Data entries:

━━━━━━

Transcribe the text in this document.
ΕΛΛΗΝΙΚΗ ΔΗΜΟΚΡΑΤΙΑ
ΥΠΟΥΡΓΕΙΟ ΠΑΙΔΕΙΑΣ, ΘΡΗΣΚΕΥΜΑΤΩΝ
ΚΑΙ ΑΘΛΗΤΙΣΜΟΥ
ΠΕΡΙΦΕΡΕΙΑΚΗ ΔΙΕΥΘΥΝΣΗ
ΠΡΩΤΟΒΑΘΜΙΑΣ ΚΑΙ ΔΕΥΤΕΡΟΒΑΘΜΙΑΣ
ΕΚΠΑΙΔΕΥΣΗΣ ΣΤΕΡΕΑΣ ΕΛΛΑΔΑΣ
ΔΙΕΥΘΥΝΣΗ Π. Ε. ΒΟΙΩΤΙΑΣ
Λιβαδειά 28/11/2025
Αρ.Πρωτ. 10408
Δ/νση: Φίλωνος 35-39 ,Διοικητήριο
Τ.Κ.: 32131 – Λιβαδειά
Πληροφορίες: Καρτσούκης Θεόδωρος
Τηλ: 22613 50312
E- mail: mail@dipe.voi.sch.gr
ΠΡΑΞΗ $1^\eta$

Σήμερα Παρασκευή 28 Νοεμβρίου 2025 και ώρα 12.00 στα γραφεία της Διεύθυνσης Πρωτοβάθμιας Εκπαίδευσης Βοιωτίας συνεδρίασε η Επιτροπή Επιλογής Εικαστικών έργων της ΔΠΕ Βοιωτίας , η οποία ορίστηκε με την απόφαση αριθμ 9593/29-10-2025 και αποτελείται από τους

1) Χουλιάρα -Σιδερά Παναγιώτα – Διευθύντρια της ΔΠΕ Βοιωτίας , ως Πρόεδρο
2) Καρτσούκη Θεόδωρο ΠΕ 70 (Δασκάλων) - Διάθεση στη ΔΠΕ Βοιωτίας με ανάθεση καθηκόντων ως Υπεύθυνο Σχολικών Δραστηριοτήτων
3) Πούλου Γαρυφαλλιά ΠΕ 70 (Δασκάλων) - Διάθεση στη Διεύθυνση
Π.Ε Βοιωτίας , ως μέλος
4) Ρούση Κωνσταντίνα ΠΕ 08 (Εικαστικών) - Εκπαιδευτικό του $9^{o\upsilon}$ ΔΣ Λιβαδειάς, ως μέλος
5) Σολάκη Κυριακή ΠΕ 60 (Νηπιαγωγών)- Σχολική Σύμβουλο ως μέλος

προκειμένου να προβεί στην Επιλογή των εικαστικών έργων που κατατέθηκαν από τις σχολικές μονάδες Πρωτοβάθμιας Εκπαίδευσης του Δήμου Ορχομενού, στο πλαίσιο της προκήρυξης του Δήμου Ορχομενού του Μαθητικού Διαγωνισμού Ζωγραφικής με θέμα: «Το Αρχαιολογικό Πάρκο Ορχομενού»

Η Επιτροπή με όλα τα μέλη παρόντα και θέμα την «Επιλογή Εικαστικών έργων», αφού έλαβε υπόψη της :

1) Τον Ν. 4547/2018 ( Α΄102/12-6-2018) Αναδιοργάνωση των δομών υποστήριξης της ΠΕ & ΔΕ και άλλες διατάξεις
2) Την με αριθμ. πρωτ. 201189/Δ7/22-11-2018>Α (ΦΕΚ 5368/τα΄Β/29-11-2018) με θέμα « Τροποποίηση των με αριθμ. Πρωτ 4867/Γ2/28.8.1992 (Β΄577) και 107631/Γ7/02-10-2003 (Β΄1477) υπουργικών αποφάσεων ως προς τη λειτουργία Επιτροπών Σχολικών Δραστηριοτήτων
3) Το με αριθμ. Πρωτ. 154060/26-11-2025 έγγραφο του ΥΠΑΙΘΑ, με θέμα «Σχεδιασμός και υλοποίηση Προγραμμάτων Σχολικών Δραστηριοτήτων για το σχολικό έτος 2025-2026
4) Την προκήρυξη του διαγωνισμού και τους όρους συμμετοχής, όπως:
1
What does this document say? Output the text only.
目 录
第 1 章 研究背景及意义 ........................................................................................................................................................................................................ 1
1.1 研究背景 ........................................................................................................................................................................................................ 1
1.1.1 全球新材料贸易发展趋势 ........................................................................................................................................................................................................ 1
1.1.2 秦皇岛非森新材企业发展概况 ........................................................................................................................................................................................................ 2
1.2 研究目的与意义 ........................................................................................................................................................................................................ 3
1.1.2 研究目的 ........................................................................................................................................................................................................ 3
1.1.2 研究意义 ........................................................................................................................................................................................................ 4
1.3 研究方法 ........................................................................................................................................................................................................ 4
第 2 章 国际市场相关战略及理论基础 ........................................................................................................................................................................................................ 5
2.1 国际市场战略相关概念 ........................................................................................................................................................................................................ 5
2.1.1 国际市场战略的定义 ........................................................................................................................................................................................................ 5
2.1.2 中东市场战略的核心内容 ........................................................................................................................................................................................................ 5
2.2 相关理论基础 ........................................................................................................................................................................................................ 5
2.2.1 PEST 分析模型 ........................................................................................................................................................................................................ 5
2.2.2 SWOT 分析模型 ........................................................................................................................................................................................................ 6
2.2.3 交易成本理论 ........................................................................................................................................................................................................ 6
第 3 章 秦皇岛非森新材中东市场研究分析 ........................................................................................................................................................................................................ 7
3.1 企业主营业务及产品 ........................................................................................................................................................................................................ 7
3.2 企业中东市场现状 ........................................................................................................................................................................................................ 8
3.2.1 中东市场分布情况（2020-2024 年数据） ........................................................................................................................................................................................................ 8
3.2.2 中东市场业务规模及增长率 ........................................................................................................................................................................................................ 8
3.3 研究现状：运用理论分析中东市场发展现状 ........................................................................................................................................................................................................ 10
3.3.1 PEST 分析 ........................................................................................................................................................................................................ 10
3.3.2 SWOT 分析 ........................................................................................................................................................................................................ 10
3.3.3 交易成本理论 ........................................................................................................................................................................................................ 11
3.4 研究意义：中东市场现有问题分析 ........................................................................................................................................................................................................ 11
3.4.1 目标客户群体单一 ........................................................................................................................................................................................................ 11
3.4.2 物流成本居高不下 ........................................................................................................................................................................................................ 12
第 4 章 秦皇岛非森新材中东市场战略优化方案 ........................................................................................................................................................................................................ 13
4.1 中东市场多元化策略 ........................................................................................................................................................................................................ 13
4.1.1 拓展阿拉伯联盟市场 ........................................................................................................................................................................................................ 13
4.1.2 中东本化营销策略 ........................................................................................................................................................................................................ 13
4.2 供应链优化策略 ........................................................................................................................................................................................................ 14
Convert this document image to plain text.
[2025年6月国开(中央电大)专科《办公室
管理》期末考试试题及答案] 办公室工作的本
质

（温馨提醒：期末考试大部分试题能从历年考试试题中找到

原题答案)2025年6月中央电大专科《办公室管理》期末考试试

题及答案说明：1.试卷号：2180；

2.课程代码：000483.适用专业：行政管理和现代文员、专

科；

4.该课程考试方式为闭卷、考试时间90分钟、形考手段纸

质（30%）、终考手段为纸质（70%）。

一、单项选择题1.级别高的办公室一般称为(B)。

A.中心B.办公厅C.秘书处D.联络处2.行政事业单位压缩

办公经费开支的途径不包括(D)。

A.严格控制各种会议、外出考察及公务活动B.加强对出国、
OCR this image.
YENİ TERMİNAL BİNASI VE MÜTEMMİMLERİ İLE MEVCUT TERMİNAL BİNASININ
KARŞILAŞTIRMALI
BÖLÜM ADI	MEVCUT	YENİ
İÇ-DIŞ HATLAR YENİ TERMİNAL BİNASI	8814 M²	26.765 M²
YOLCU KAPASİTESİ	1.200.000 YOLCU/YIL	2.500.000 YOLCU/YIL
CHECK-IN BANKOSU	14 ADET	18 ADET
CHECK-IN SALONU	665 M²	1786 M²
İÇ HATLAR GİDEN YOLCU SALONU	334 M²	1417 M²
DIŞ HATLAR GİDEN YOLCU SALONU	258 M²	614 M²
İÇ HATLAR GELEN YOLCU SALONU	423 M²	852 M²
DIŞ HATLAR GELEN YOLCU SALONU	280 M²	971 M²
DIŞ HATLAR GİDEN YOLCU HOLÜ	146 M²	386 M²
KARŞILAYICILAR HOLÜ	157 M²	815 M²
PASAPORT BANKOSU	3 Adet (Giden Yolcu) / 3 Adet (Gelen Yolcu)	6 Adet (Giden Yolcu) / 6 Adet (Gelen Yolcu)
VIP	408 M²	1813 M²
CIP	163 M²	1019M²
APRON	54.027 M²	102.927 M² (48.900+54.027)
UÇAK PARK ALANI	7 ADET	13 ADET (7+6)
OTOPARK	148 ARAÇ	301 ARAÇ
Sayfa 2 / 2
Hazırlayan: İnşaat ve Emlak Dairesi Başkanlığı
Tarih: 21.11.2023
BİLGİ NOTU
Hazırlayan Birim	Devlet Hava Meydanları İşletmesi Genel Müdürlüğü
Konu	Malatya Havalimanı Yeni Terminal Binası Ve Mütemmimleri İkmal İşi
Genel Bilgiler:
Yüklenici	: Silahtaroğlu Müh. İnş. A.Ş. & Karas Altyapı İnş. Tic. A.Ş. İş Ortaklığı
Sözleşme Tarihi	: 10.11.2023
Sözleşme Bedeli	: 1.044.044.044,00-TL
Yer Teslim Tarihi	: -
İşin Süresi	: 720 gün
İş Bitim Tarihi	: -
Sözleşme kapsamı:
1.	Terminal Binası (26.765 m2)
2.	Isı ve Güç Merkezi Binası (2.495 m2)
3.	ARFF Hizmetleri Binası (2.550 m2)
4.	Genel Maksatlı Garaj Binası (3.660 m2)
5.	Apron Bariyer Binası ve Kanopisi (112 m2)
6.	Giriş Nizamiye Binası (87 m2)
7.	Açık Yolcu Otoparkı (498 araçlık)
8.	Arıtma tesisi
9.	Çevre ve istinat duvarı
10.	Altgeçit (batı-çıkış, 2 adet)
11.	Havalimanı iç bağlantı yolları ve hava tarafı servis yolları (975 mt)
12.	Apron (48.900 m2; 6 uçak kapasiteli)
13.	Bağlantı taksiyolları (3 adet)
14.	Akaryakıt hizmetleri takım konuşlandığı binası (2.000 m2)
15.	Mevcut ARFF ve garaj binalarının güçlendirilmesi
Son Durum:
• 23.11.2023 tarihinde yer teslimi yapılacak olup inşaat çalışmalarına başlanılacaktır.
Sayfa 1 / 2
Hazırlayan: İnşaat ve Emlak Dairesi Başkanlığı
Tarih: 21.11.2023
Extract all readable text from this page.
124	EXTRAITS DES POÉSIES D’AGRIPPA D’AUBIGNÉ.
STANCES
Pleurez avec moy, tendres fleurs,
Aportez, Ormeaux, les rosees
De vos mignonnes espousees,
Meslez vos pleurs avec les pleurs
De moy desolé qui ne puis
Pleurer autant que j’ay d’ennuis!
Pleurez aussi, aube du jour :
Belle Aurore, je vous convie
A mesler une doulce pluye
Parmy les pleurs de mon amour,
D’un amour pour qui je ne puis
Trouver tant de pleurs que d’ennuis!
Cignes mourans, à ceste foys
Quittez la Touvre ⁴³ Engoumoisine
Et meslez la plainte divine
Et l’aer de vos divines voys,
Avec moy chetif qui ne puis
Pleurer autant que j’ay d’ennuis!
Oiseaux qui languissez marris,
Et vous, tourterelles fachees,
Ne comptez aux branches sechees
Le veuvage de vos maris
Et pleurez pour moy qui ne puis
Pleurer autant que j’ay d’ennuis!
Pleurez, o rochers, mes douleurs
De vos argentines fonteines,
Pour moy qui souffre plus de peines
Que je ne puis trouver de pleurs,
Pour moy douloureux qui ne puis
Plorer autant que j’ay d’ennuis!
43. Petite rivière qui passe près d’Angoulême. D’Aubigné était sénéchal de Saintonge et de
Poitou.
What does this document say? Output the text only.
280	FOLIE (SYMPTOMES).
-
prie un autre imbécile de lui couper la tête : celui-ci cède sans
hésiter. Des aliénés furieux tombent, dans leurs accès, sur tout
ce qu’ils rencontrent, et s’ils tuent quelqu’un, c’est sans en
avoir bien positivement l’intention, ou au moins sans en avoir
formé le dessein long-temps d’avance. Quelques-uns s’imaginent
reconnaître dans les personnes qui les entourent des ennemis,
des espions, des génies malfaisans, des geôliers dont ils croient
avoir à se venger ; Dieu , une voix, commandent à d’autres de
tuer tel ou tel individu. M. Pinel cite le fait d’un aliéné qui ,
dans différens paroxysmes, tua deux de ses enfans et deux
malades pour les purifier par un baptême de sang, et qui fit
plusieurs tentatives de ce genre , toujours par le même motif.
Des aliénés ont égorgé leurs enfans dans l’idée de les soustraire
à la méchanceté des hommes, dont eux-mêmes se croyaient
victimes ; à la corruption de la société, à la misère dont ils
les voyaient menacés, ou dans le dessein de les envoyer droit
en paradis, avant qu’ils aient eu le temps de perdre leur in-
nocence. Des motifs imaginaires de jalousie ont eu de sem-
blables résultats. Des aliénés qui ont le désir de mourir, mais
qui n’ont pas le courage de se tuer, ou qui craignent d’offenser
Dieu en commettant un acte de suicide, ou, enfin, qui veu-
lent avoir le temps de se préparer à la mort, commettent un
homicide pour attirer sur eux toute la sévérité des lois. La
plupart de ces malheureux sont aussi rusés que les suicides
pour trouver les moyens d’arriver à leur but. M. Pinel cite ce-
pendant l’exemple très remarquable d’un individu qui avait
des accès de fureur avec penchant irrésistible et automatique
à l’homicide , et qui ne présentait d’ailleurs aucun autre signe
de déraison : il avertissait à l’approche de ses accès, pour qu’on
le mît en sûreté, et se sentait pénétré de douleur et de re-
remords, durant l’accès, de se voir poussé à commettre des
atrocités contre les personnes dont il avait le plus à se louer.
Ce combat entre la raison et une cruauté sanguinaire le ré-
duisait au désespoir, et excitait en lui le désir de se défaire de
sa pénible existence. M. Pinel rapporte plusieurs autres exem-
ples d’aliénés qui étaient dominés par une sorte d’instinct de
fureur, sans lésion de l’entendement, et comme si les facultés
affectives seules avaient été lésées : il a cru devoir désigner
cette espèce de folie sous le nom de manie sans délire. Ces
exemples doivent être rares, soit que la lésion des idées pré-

━━━━━━

§ GIVEN PROBLEM:
From the entries above, copy out every line where the string "μέλος" appears.

§ OUTPUT OF THE TASK:
Π.Ε Βοιωτίας , ως μέλος
4) Ρούση Κωνσταντίνα ΠΕ 08 (Εικαστικών) - Εκπαιδευτικό του $9^{o\upsilon}$ ΔΣ Λιβαδειάς, ως μέλος
5) Σολάκη Κυριακή ΠΕ 60 (Νηπιαγωγών)- Σχολική Σύμβουλο ως μέλος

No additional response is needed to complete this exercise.